**Work instructions**. Return all lines below containing the word "μέλος".

== The data

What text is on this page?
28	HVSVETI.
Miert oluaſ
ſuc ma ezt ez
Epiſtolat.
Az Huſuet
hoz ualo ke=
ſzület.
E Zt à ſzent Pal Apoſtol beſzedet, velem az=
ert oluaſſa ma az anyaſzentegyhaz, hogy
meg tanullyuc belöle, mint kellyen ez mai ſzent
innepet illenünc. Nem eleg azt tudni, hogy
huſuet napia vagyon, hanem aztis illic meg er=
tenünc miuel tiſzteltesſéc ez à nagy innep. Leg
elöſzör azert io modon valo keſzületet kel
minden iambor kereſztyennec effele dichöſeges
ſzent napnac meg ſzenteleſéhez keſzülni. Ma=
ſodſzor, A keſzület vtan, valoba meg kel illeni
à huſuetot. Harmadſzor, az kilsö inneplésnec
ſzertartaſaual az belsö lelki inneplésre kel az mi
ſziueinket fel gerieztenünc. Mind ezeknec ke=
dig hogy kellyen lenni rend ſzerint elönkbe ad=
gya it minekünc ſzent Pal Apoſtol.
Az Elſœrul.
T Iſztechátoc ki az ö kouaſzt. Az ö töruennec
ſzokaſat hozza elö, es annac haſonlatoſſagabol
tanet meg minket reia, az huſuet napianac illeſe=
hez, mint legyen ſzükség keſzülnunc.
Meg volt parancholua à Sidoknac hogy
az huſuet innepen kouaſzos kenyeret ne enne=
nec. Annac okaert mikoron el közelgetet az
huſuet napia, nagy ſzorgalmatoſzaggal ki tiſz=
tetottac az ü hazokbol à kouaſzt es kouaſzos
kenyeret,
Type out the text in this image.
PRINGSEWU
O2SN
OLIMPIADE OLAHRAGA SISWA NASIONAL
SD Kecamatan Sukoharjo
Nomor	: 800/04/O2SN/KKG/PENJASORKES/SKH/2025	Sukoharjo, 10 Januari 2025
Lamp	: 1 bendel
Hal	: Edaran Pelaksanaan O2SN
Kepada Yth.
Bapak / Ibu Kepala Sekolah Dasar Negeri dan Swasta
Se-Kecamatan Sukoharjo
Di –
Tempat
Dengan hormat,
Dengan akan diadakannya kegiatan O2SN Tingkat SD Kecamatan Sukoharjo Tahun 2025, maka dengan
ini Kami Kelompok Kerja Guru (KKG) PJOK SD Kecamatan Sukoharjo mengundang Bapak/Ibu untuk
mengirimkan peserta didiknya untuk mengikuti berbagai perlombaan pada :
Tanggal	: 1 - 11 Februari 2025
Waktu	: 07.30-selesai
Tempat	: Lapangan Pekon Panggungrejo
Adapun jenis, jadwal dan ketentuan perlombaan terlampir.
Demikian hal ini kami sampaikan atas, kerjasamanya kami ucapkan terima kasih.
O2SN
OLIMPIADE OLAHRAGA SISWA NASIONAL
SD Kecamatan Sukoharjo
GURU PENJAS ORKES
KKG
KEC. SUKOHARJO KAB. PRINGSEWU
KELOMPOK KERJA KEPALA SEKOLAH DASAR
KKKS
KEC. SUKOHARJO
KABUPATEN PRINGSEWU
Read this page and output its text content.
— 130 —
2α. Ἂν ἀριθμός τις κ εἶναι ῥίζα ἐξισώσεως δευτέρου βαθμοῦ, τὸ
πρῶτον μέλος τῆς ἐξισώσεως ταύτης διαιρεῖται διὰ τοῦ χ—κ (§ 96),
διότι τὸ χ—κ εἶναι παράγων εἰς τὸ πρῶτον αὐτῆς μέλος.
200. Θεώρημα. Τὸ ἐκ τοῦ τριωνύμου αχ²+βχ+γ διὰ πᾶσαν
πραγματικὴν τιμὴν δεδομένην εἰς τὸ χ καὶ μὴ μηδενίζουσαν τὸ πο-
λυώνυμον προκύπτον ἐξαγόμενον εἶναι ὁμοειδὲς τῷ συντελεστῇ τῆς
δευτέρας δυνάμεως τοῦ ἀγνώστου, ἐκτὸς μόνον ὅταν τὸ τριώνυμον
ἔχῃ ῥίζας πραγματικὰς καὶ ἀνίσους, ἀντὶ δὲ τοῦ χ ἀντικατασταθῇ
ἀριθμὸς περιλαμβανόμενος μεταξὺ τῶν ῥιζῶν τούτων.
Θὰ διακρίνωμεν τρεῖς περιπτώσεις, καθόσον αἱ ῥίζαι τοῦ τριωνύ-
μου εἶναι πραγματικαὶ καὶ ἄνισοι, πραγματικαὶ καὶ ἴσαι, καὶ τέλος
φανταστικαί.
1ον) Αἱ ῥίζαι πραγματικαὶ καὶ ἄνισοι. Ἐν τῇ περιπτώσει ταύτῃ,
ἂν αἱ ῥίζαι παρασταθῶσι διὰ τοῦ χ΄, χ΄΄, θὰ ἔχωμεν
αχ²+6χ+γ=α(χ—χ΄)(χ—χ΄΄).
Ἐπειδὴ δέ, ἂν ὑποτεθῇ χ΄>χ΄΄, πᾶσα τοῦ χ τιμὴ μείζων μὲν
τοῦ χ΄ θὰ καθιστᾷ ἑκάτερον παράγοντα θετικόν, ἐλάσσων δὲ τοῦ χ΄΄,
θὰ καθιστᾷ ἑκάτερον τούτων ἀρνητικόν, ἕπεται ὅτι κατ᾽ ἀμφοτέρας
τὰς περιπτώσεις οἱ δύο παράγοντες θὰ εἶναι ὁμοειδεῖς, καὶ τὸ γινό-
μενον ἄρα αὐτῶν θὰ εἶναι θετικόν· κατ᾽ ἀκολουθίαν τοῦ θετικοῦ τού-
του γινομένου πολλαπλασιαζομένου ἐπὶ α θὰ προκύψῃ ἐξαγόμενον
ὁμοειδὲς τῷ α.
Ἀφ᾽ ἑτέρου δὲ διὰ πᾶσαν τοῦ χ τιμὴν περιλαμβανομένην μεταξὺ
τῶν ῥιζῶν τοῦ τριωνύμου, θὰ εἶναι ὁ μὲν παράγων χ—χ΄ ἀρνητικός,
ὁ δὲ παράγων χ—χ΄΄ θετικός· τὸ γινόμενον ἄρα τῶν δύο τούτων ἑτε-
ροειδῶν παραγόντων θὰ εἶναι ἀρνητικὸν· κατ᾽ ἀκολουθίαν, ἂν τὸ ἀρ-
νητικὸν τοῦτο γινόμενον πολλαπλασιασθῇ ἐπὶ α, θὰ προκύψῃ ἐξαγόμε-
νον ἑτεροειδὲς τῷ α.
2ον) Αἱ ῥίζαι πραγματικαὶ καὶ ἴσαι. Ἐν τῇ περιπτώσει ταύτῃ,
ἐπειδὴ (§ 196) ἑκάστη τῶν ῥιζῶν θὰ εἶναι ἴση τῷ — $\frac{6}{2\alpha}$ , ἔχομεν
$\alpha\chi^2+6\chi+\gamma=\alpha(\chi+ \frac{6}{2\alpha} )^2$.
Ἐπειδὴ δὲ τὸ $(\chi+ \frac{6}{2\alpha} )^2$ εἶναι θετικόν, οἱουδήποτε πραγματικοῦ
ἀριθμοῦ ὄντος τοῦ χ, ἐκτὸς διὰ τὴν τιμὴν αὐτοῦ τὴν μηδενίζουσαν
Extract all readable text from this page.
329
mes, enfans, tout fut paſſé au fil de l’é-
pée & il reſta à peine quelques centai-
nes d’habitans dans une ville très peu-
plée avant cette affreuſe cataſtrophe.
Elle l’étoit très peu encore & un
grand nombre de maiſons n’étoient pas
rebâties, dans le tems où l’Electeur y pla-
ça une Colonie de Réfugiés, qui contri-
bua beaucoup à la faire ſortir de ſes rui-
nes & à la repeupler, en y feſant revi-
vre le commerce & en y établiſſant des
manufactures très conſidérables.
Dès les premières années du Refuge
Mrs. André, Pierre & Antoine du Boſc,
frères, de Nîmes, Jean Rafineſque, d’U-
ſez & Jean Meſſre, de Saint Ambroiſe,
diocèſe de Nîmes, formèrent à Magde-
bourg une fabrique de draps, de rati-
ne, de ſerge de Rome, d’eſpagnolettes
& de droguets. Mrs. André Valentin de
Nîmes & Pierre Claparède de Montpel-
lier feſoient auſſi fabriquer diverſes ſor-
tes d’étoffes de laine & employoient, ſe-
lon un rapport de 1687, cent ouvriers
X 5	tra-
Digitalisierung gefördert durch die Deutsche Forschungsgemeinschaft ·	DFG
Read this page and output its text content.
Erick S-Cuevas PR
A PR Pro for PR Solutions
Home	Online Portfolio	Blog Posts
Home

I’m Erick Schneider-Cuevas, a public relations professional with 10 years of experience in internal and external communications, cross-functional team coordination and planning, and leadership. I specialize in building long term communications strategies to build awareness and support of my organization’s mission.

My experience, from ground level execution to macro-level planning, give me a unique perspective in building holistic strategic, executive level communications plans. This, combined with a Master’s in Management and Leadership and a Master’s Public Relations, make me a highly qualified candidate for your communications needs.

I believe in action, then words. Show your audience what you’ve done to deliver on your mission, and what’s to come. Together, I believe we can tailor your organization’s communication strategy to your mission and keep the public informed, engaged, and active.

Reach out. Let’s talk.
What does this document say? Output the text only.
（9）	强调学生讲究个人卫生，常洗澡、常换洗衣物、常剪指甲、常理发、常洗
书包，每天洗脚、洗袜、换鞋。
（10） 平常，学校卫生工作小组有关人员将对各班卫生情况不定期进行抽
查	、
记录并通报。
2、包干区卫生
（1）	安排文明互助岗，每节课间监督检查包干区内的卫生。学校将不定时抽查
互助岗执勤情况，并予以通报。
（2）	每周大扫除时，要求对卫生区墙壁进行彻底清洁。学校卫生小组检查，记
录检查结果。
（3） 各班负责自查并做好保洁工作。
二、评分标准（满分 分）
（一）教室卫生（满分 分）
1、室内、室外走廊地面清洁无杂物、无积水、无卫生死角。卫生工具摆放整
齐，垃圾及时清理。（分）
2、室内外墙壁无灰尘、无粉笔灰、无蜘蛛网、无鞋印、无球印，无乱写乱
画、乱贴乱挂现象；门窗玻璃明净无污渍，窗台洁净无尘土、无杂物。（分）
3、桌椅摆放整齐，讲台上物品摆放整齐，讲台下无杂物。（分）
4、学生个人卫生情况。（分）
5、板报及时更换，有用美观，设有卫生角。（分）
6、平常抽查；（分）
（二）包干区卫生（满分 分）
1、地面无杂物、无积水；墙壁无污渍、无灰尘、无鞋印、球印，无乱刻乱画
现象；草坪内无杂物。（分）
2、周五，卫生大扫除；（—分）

====

**Written solution**.
πρῶτον μέλος τῆς ἐξισώσεως ταύτης διαιρεῖται διὰ τοῦ χ—κ (§ 96),
διότι τὸ χ—κ εἶναι παράγων εἰς τὸ πρῶτον αὐτῆς μέλος.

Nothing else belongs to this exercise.